• **GIVEN RECORDS**:
····················

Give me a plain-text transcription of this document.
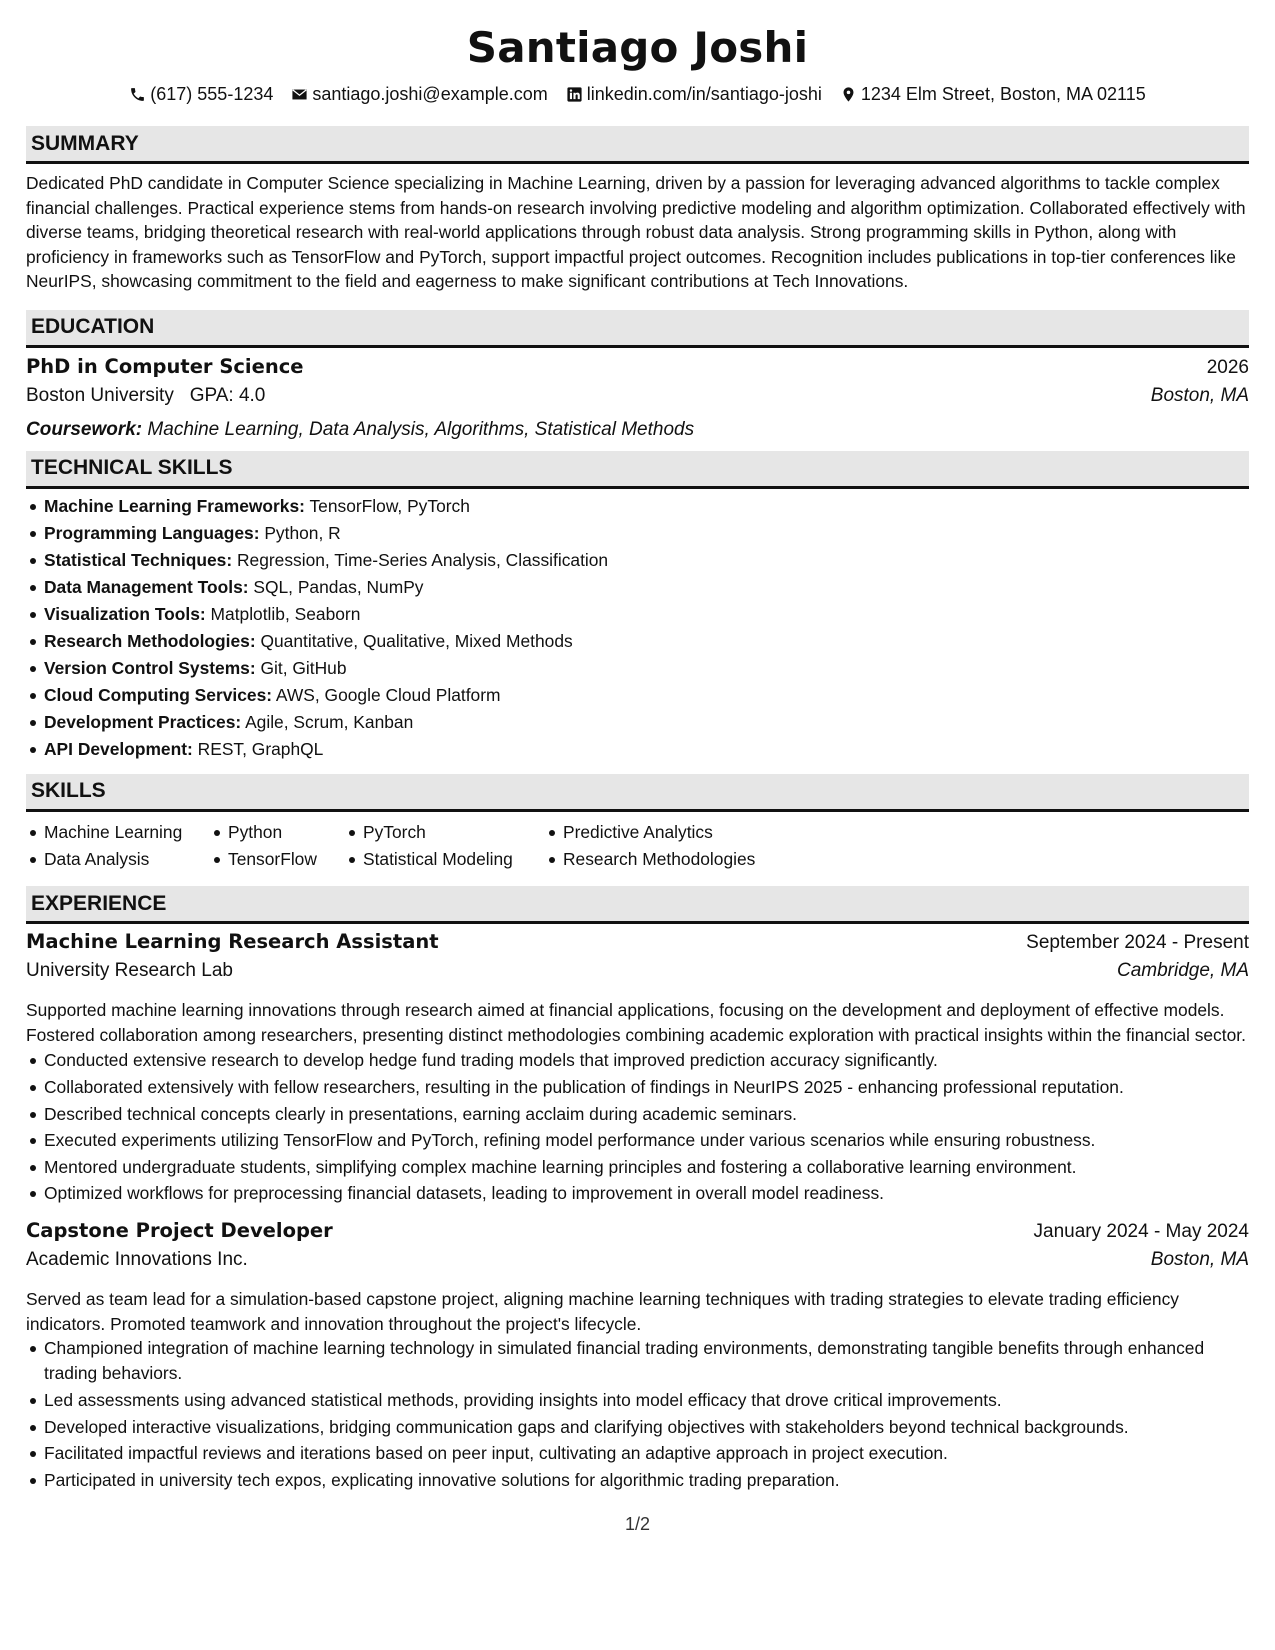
Santiago Joshi
(617) 555-1234 santiago.joshi@example.com linkedin.com/in/santiago-joshi 1234 Elm Street, Boston, MA 02115
SUMMARY

Dedicated PhD candidate in Computer Science specializing in Machine Learning, driven by a passion for leveraging advanced algorithms to tackle complex financial challenges. Practical experience stems from hands-on research involving predictive modeling and algorithm optimization. Collaborated effectively with diverse teams, bridging theoretical research with real-world applications through robust data analysis. Strong programming skills in Python, along with proficiency in frameworks such as TensorFlow and PyTorch, support impactful project outcomes. Recognition includes publications in top-tier conferences like NeurIPS, showcasing commitment to the field and eagerness to make significant contributions at Tech Innovations.

EDUCATION
PhD in Computer Science	2026
Boston University GPA: 4.0	Boston, MA
Coursework: Machine Learning, Data Analysis, Algorithms, Statistical Methods
TECHNICAL SKILLS
Machine Learning Frameworks: TensorFlow, PyTorch
Programming Languages: Python, R
Statistical Techniques: Regression, Time-Series Analysis, Classification
Data Management Tools: SQL, Pandas, NumPy
Visualization Tools: Matplotlib, Seaborn
Research Methodologies: Quantitative, Qualitative, Mixed Methods
Version Control Systems: Git, GitHub
Cloud Computing Services: AWS, Google Cloud Platform
Development Practices: Agile, Scrum, Kanban
API Development: REST, GraphQL
SKILLS
Machine Learning
Data Analysis
Python
TensorFlow
PyTorch
Statistical Modeling
Predictive Analytics
Research Methodologies
EXPERIENCE
Machine Learning Research Assistant	September 2024 - Present
University Research Lab	Cambridge, MA

Supported machine learning innovations through research aimed at financial applications, focusing on the development and deployment of effective models. Fostered collaboration among researchers, presenting distinct methodologies combining academic exploration with practical insights within the financial sector.

Conducted extensive research to develop hedge fund trading models that improved prediction accuracy significantly.
Collaborated extensively with fellow researchers, resulting in the publication of findings in NeurIPS 2025 - enhancing professional reputation.
Described technical concepts clearly in presentations, earning acclaim during academic seminars.
Executed experiments utilizing TensorFlow and PyTorch, refining model performance under various scenarios while ensuring robustness.
Mentored undergraduate students, simplifying complex machine learning principles and fostering a collaborative learning environment.
Optimized workflows for preprocessing financial datasets, leading to improvement in overall model readiness.
Capstone Project Developer	January 2024 - May 2024
Academic Innovations Inc.	Boston, MA

Served as team lead for a simulation-based capstone project, aligning machine learning techniques with trading strategies to elevate trading efficiency indicators. Promoted teamwork and innovation throughout the project's lifecycle.

Championed integration of machine learning technology in simulated financial trading environments, demonstrating tangible benefits through enhanced trading behaviors.
Led assessments using advanced statistical methods, providing insights into model efficacy that drove critical improvements.
Developed interactive visualizations, bridging communication gaps and clarifying objectives with stakeholders beyond technical backgrounds.
Facilitated impactful reviews and iterations based on peer input, cultivating an adaptive approach in project execution.
Participated in university tech expos, explicating innovative solutions for algorithmic trading preparation.
1/2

····················

• **WHAT YOU ARE ASKED TO DO**:
Write out each entry exactly as given, but skip the pictures.

• **COMPLETED EXERCISE**:
Give me a plain-text transcription of this document.
Santiago Joshi
(617) 555-1234 santiago.joshi@example.com linkedin.com/in/santiago-joshi 1234 Elm Street, Boston, MA 02115
SUMMARY

Dedicated PhD candidate in Computer Science specializing in Machine Learning, driven by a passion for leveraging advanced algorithms to tackle complex financial challenges. Practical experience stems from hands-on research involving predictive modeling and algorithm optimization. Collaborated effectively with diverse teams, bridging theoretical research with real-world applications through robust data analysis. Strong programming skills in Python, along with proficiency in frameworks such as TensorFlow and PyTorch, support impactful project outcomes. Recognition includes publications in top-tier conferences like NeurIPS, showcasing commitment to the field and eagerness to make significant contributions at Tech Innovations.

EDUCATION
PhD in Computer Science	2026
Boston University GPA: 4.0	Boston, MA
Coursework: Machine Learning, Data Analysis, Algorithms, Statistical Methods
TECHNICAL SKILLS
Machine Learning Frameworks: TensorFlow, PyTorch
Programming Languages: Python, R
Statistical Techniques: Regression, Time-Series Analysis, Classification
Data Management Tools: SQL, Pandas, NumPy
Visualization Tools: Matplotlib, Seaborn
Research Methodologies: Quantitative, Qualitative, Mixed Methods
Version Control Systems: Git, GitHub
Cloud Computing Services: AWS, Google Cloud Platform
Development Practices: Agile, Scrum, Kanban
API Development: REST, GraphQL
SKILLS
Machine Learning
Data Analysis
Python
TensorFlow
PyTorch
Statistical Modeling
Predictive Analytics
Research Methodologies
EXPERIENCE
Machine Learning Research Assistant	September 2024 - Present
University Research Lab	Cambridge, MA

Supported machine learning innovations through research aimed at financial applications, focusing on the development and deployment of effective models. Fostered collaboration among researchers, presenting distinct methodologies combining academic exploration with practical insights within the financial sector.

Conducted extensive research to develop hedge fund trading models that improved prediction accuracy significantly.
Collaborated extensively with fellow researchers, resulting in the publication of findings in NeurIPS 2025 - enhancing professional reputation.
Described technical concepts clearly in presentations, earning acclaim during academic seminars.
Executed experiments utilizing TensorFlow and PyTorch, refining model performance under various scenarios while ensuring robustness.
Mentored undergraduate students, simplifying complex machine learning principles and fostering a collaborative learning environment.
Optimized workflows for preprocessing financial datasets, leading to improvement in overall model readiness.
Capstone Project Developer	January 2024 - May 2024
Academic Innovations Inc.	Boston, MA

Served as team lead for a simulation-based capstone project, aligning machine learning techniques with trading strategies to elevate trading efficiency indicators. Promoted teamwork and innovation throughout the project's lifecycle.

Championed integration of machine learning technology in simulated financial trading environments, demonstrating tangible benefits through enhanced trading behaviors.
Led assessments using advanced statistical methods, providing insights into model efficacy that drove critical improvements.
Developed interactive visualizations, bridging communication gaps and clarifying objectives with stakeholders beyond technical backgrounds.
Facilitated impactful reviews and iterations based on peer input, cultivating an adaptive approach in project execution.
Participated in university tech expos, explicating innovative solutions for algorithmic trading preparation.
1/2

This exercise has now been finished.